• [Records supplied]:
↓

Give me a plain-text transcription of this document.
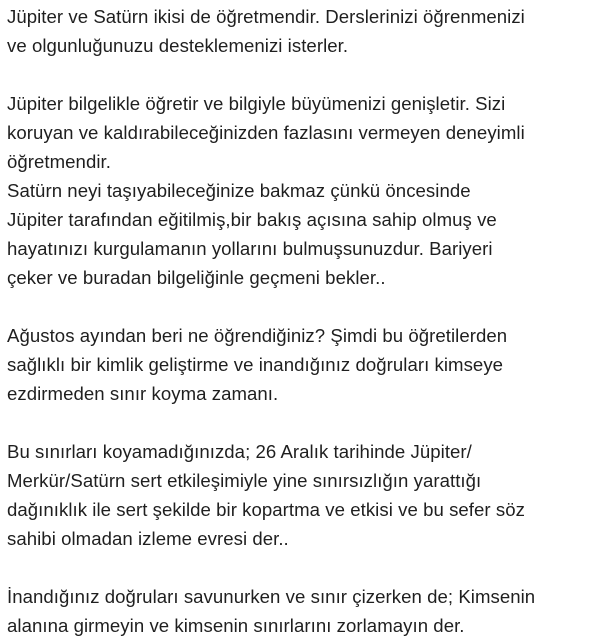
Jüpiter ve Satürn ikisi de öğretmendir. Derslerinizi öğrenmenizi
ve olgunluğunuzu desteklemenizi isterler.
Jüpiter bilgelikle öğretir ve bilgiyle büyümenizi genişletir. Sizi
koruyan ve kaldırabileceğinizden fazlasını vermeyen deneyimli
öğretmendir.
Satürn neyi taşıyabileceğinize bakmaz çünkü öncesinde
Jüpiter tarafından eğitilmiş,bir bakış açısına sahip olmuş ve
hayatınızı kurgulamanın yollarını bulmuşsunuzdur. Bariyeri
çeker ve buradan bilgeliğinle geçmeni bekler..
Ağustos ayından beri ne öğrendiğiniz? Şimdi bu öğretilerden
sağlıklı bir kimlik geliştirme ve inandığınız doğruları kimseye
ezdirmeden sınır koyma zamanı.
Bu sınırları koyamadığınızda; 26 Aralık tarihinde Jüpiter/
Merkür/Satürn sert etkileşimiyle yine sınırsızlığın yarattığı
dağınıklık ile sert şekilde bir kopartma ve etkisi ve bu sefer söz
sahibi olmadan izleme evresi der..
İnandığınız doğruları savunurken ve sınır çizerken de; Kimsenin
alanına girmeyin ve kimsenin sınırlarını zorlamayın der.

↑

• [Problem to work on]: Make a word-for-word copy of the entries, without any pictures.

• [Solution]:
Give me a plain-text transcription of this document.
Jüpiter ve Satürn ikisi de öğretmendir. Derslerinizi öğrenmenizi
ve olgunluğunuzu desteklemenizi isterler.
Jüpiter bilgelikle öğretir ve bilgiyle büyümenizi genişletir. Sizi
koruyan ve kaldırabileceğinizden fazlasını vermeyen deneyimli
öğretmendir.
Satürn neyi taşıyabileceğinize bakmaz çünkü öncesinde
Jüpiter tarafından eğitilmiş,bir bakış açısına sahip olmuş ve
hayatınızı kurgulamanın yollarını bulmuşsunuzdur. Bariyeri
çeker ve buradan bilgeliğinle geçmeni bekler..
Ağustos ayından beri ne öğrendiğiniz? Şimdi bu öğretilerden
sağlıklı bir kimlik geliştirme ve inandığınız doğruları kimseye
ezdirmeden sınır koyma zamanı.
Bu sınırları koyamadığınızda; 26 Aralık tarihinde Jüpiter/
Merkür/Satürn sert etkileşimiyle yine sınırsızlığın yarattığı
dağınıklık ile sert şekilde bir kopartma ve etkisi ve bu sefer söz
sahibi olmadan izleme evresi der..
İnandığınız doğruları savunurken ve sınır çizerken de; Kimsenin
alanına girmeyin ve kimsenin sınırlarını zorlamayın der.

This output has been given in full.